● Do this:
Across the listing below, count the lines that mention the string "values". Reply with the figure only.

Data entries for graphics

-- BEGIN --

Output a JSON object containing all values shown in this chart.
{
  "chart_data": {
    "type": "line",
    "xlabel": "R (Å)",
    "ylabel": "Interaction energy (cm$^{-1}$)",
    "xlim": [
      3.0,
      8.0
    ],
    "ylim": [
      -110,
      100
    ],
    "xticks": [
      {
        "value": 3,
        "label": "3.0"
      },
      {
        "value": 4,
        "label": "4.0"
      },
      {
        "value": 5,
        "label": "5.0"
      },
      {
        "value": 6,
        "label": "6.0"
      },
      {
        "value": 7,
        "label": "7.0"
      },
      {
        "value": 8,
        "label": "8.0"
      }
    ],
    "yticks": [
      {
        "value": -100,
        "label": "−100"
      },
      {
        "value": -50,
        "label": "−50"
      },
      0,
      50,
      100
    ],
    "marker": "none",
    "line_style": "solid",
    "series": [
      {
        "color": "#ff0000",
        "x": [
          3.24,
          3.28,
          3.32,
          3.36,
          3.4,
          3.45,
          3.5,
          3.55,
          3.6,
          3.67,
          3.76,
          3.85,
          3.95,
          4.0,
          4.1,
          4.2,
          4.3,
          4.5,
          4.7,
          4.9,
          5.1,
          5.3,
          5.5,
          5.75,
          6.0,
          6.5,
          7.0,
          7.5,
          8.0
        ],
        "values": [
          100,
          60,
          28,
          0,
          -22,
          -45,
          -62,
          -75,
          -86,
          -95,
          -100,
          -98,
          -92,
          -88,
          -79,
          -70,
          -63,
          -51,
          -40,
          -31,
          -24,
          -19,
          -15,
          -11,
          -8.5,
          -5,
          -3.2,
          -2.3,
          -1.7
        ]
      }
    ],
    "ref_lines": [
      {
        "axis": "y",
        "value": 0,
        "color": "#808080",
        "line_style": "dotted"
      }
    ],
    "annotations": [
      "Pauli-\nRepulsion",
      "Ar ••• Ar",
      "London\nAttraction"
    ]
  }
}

-- END --

● Reply:
2